══ Provided material

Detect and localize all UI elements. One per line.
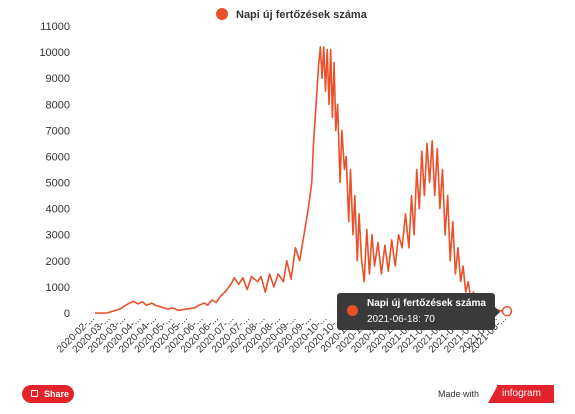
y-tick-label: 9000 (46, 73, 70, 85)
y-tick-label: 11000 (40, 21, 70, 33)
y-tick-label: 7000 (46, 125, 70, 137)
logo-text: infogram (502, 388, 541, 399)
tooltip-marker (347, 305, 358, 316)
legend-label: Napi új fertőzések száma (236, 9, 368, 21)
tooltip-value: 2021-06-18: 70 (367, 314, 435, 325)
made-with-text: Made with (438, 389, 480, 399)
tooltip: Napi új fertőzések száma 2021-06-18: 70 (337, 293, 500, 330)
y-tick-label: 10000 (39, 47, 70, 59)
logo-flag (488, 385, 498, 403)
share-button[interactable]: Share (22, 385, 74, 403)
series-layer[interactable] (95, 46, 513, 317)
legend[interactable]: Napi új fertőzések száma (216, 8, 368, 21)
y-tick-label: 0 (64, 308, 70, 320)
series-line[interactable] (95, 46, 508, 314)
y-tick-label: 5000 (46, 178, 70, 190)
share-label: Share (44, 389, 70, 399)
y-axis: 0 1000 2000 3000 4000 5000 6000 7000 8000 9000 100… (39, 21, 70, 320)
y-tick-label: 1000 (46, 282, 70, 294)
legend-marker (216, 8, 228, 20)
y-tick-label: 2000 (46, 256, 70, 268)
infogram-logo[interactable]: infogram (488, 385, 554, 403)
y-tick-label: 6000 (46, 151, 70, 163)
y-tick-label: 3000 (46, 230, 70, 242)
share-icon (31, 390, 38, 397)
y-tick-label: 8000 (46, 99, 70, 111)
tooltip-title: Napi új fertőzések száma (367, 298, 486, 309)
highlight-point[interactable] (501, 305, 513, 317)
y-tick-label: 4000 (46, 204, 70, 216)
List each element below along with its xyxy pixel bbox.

════
══ Provided material

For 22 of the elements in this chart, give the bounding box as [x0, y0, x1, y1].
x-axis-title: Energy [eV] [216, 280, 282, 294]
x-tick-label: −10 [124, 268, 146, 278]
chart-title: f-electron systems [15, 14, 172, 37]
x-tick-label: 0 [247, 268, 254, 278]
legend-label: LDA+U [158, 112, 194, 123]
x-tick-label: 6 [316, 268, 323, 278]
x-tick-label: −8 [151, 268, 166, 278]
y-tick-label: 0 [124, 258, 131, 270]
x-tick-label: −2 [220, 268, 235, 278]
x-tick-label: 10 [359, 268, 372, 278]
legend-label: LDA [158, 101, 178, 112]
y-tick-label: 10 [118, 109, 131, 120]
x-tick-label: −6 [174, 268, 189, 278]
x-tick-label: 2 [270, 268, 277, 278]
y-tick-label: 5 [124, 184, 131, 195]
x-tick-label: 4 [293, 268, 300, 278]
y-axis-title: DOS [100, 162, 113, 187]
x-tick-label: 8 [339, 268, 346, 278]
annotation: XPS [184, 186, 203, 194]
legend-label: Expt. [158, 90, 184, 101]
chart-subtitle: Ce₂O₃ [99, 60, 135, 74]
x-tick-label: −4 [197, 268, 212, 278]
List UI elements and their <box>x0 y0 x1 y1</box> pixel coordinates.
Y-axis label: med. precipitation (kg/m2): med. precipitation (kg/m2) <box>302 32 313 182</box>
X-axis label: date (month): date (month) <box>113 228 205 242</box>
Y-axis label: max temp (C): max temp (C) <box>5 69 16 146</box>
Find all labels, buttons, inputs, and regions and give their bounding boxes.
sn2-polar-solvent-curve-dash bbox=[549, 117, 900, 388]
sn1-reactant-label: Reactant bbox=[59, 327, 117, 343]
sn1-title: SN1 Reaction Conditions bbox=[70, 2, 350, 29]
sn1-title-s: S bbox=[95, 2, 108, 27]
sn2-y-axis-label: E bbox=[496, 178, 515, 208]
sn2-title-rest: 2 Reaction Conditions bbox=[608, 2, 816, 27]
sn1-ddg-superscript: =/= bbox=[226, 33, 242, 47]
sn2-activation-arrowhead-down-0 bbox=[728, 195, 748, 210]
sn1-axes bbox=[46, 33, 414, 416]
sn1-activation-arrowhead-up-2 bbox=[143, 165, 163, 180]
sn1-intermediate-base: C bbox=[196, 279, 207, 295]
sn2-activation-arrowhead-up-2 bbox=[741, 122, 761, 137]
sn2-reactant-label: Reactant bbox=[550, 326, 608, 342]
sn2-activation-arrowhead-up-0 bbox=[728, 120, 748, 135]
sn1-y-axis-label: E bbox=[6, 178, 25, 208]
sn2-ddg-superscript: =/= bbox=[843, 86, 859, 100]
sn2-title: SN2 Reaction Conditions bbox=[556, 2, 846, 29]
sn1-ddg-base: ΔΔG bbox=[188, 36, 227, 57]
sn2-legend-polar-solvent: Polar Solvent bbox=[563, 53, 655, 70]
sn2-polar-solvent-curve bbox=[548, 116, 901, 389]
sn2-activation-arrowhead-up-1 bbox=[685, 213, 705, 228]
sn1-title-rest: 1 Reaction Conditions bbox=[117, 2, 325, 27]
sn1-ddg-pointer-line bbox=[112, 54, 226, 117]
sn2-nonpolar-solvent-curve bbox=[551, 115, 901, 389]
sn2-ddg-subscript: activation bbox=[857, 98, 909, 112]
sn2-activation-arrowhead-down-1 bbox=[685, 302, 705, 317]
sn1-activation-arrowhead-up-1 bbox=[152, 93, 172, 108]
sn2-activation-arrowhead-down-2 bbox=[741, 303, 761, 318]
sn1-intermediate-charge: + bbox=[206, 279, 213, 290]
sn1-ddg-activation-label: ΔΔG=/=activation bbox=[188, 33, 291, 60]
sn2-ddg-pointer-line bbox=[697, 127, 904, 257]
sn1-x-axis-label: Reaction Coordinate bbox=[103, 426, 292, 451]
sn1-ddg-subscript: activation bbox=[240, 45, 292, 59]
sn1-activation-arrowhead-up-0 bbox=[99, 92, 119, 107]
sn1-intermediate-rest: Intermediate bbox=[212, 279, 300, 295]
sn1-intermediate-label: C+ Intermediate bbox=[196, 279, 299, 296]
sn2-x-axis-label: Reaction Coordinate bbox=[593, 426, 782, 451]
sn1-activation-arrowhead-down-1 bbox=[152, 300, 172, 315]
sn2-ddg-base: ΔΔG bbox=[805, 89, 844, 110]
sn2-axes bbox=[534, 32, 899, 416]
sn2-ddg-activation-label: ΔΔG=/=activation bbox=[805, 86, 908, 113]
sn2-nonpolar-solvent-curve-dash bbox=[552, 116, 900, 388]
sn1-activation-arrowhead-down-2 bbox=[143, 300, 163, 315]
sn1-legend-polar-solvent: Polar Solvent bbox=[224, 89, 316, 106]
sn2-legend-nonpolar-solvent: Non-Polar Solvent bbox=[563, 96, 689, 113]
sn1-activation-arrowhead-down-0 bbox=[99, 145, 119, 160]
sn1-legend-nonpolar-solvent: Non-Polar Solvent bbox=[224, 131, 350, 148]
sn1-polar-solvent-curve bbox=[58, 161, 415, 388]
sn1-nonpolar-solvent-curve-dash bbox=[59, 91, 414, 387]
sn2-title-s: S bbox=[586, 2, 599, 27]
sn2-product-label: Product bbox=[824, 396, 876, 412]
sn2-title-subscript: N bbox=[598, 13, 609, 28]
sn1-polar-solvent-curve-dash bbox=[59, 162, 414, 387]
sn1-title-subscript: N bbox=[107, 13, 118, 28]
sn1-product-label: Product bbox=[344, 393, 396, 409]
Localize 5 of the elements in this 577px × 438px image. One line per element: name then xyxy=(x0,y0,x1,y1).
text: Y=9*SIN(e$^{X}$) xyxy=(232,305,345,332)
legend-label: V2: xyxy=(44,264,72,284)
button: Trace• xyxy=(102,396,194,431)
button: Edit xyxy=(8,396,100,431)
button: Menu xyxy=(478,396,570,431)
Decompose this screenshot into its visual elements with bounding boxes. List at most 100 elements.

════

Goal: Copy the lines of the entries above from the line with "y-tick-label: 9000 (46, 73, 70, 85)" to the line with "share-label: Share (44, 389, 70, 399)", including both of those lines.

Full response:
y-tick-label: 9000 (46, 73, 70, 85)
y-tick-label: 11000 (40, 21, 70, 33)
y-tick-label: 7000 (46, 125, 70, 137)
logo-text: infogram (502, 388, 541, 399)
tooltip-marker (347, 305, 358, 316)
legend-label: Napi új fertőzések száma (236, 9, 368, 21)
tooltip-value: 2021-06-18: 70 (367, 314, 435, 325)
made-with-text: Made with (438, 389, 480, 399)
tooltip: Napi új fertőzések száma 2021-06-18: 70 (337, 293, 500, 330)
y-tick-label: 10000 (39, 47, 70, 59)
logo-flag (488, 385, 498, 403)
share-button[interactable]: Share (22, 385, 74, 403)
series-layer[interactable] (95, 46, 513, 317)
legend[interactable]: Napi új fertőzések száma (216, 8, 368, 21)
y-tick-label: 0 (64, 308, 70, 320)
series-line[interactable] (95, 46, 508, 314)
y-tick-label: 5000 (46, 178, 70, 190)
share-label: Share (44, 389, 70, 399)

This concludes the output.